GIVEN EXERCISE =
Your task is to transcribe all of the data below exactly, omitting the images.

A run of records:

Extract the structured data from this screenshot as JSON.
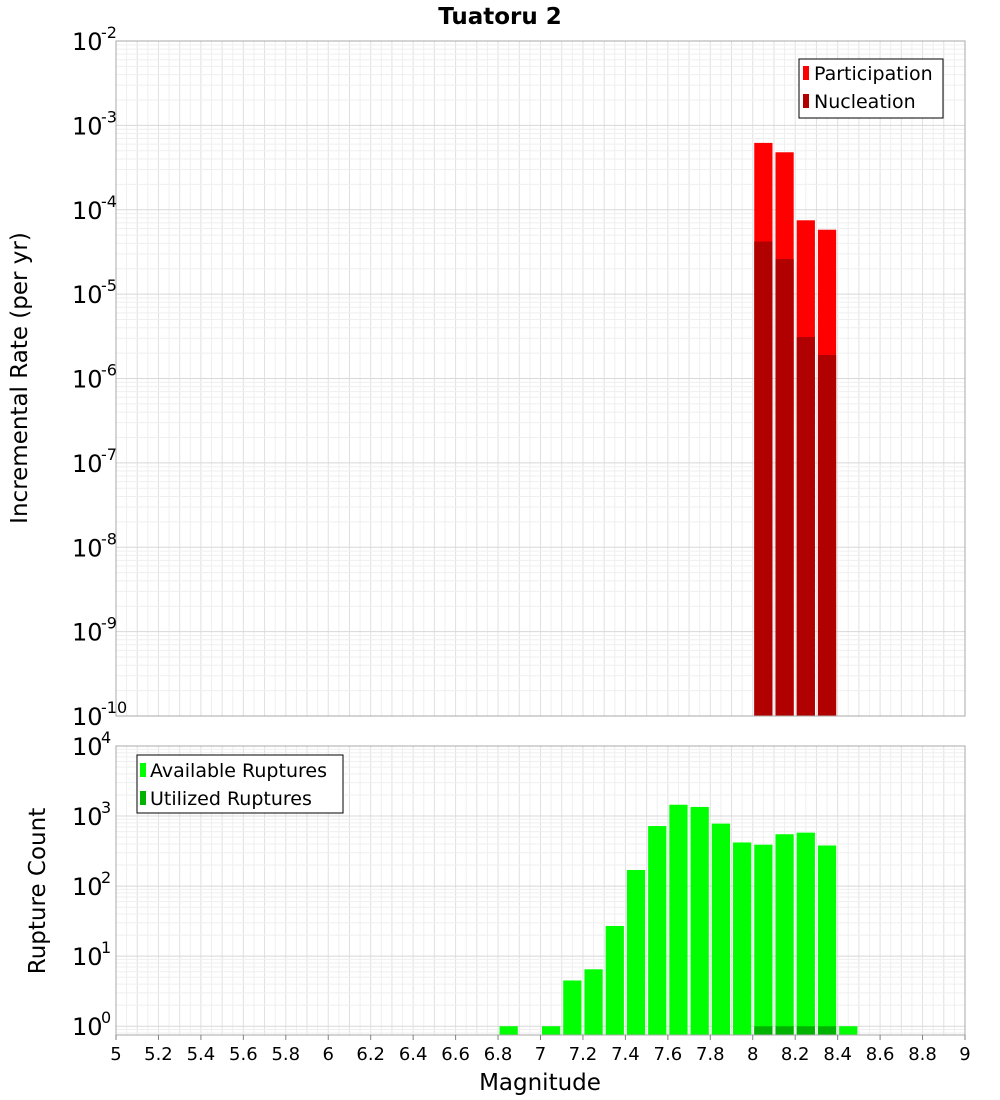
{
  "chart_data": [
    {
      "type": "bar",
      "title": "Tuatoru 2",
      "ylabel": "Incremental Rate (per yr)",
      "xlabel": "",
      "xlim": [
        5,
        9
      ],
      "yscale": "log",
      "ylim": [
        1e-10,
        0.01
      ],
      "y_tick_labels": [
        {
          "base": "10",
          "exp": "-2"
        },
        {
          "base": "10",
          "exp": "-3"
        },
        {
          "base": "10",
          "exp": "-4"
        },
        {
          "base": "10",
          "exp": "-5"
        },
        {
          "base": "10",
          "exp": "-6"
        },
        {
          "base": "10",
          "exp": "-7"
        },
        {
          "base": "10",
          "exp": "-8"
        },
        {
          "base": "10",
          "exp": "-9"
        },
        {
          "base": "10",
          "exp": "-10"
        }
      ],
      "grid": true,
      "legend_position": "top-right",
      "legend": [
        "Participation",
        "Nucleation"
      ],
      "bin_width": 0.1,
      "series": [
        {
          "name": "Participation",
          "color": "#ff0000",
          "x": [
            8.05,
            8.15,
            8.25,
            8.35
          ],
          "values": [
            0.00062,
            0.00048,
            7.5e-05,
            5.8e-05
          ]
        },
        {
          "name": "Nucleation",
          "color": "#b00000",
          "x": [
            8.05,
            8.15,
            8.25,
            8.35
          ],
          "values": [
            4.2e-05,
            2.6e-05,
            3.1e-06,
            1.9e-06
          ]
        }
      ]
    },
    {
      "type": "bar",
      "title": "",
      "ylabel": "Rupture Count",
      "xlabel": "Magnitude",
      "xlim": [
        5,
        9
      ],
      "x_ticks": [
        "5",
        "5.2",
        "5.4",
        "5.6",
        "5.8",
        "6",
        "6.2",
        "6.4",
        "6.6",
        "6.8",
        "7",
        "7.2",
        "7.4",
        "7.6",
        "7.8",
        "8",
        "8.2",
        "8.4",
        "8.6",
        "8.8",
        "9"
      ],
      "yscale": "log",
      "ylim": [
        0.75,
        10000
      ],
      "y_tick_labels": [
        {
          "base": "10",
          "exp": "4"
        },
        {
          "base": "10",
          "exp": "3"
        },
        {
          "base": "10",
          "exp": "2"
        },
        {
          "base": "10",
          "exp": "1"
        },
        {
          "base": "10",
          "exp": "0"
        }
      ],
      "grid": true,
      "legend_position": "top-left",
      "legend": [
        "Available Ruptures",
        "Utilized Ruptures"
      ],
      "bin_width": 0.1,
      "series": [
        {
          "name": "Available Ruptures",
          "color": "#00ff00",
          "x": [
            6.85,
            7.05,
            7.15,
            7.25,
            7.35,
            7.45,
            7.55,
            7.65,
            7.75,
            7.85,
            7.95,
            8.05,
            8.15,
            8.25,
            8.35,
            8.45
          ],
          "values": [
            1,
            1,
            4.5,
            6.5,
            27,
            170,
            720,
            1450,
            1350,
            780,
            420,
            390,
            550,
            580,
            380,
            1
          ]
        },
        {
          "name": "Utilized Ruptures",
          "color": "#00b300",
          "x": [
            8.05,
            8.15,
            8.25,
            8.35
          ],
          "values": [
            1,
            1,
            1,
            1
          ]
        }
      ]
    }
  ]
}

ANSWER TO THIS TASK =
Extract the structured data from this screenshot as JSON.
{
  "chart_data": [
    {
      "type": "bar",
      "title": "Tuatoru 2",
      "ylabel": "Incremental Rate (per yr)",
      "xlabel": "",
      "xlim": [
        5,
        9
      ],
      "yscale": "log",
      "ylim": [
        1e-10,
        0.01
      ],
      "y_tick_labels": [
        {
          "base": "10",
          "exp": "-2"
        },
        {
          "base": "10",
          "exp": "-3"
        },
        {
          "base": "10",
          "exp": "-4"
        },
        {
          "base": "10",
          "exp": "-5"
        },
        {
          "base": "10",
          "exp": "-6"
        },
        {
          "base": "10",
          "exp": "-7"
        },
        {
          "base": "10",
          "exp": "-8"
        },
        {
          "base": "10",
          "exp": "-9"
        },
        {
          "base": "10",
          "exp": "-10"
        }
      ],
      "grid": true,
      "legend_position": "top-right",
      "legend": [
        "Participation",
        "Nucleation"
      ],
      "bin_width": 0.1,
      "series": [
        {
          "name": "Participation",
          "color": "#ff0000",
          "x": [
            8.05,
            8.15,
            8.25,
            8.35
          ],
          "values": [
            0.00062,
            0.00048,
            7.5e-05,
            5.8e-05
          ]
        },
        {
          "name": "Nucleation",
          "color": "#b00000",
          "x": [
            8.05,
            8.15,
            8.25,
            8.35
          ],
          "values": [
            4.2e-05,
            2.6e-05,
            3.1e-06,
            1.9e-06
          ]
        }
      ]
    },
    {
      "type": "bar",
      "title": "",
      "ylabel": "Rupture Count",
      "xlabel": "Magnitude",
      "xlim": [
        5,
        9
      ],
      "x_ticks": [
        "5",
        "5.2",
        "5.4",
        "5.6",
        "5.8",
        "6",
        "6.2",
        "6.4",
        "6.6",
        "6.8",
        "7",
        "7.2",
        "7.4",
        "7.6",
        "7.8",
        "8",
        "8.2",
        "8.4",
        "8.6",
        "8.8",
        "9"
      ],
      "yscale": "log",
      "ylim": [
        0.75,
        10000
      ],
      "y_tick_labels": [
        {
          "base": "10",
          "exp": "4"
        },
        {
          "base": "10",
          "exp": "3"
        },
        {
          "base": "10",
          "exp": "2"
        },
        {
          "base": "10",
          "exp": "1"
        },
        {
          "base": "10",
          "exp": "0"
        }
      ],
      "grid": true,
      "legend_position": "top-left",
      "legend": [
        "Available Ruptures",
        "Utilized Ruptures"
      ],
      "bin_width": 0.1,
      "series": [
        {
          "name": "Available Ruptures",
          "color": "#00ff00",
          "x": [
            6.85,
            7.05,
            7.15,
            7.25,
            7.35,
            7.45,
            7.55,
            7.65,
            7.75,
            7.85,
            7.95,
            8.05,
            8.15,
            8.25,
            8.35,
            8.45
          ],
          "values": [
            1,
            1,
            4.5,
            6.5,
            27,
            170,
            720,
            1450,
            1350,
            780,
            420,
            390,
            550,
            580,
            380,
            1
          ]
        },
        {
          "name": "Utilized Ruptures",
          "color": "#00b300",
          "x": [
            8.05,
            8.15,
            8.25,
            8.35
          ],
          "values": [
            1,
            1,
            1,
            1
          ]
        }
      ]
    }
  ]
}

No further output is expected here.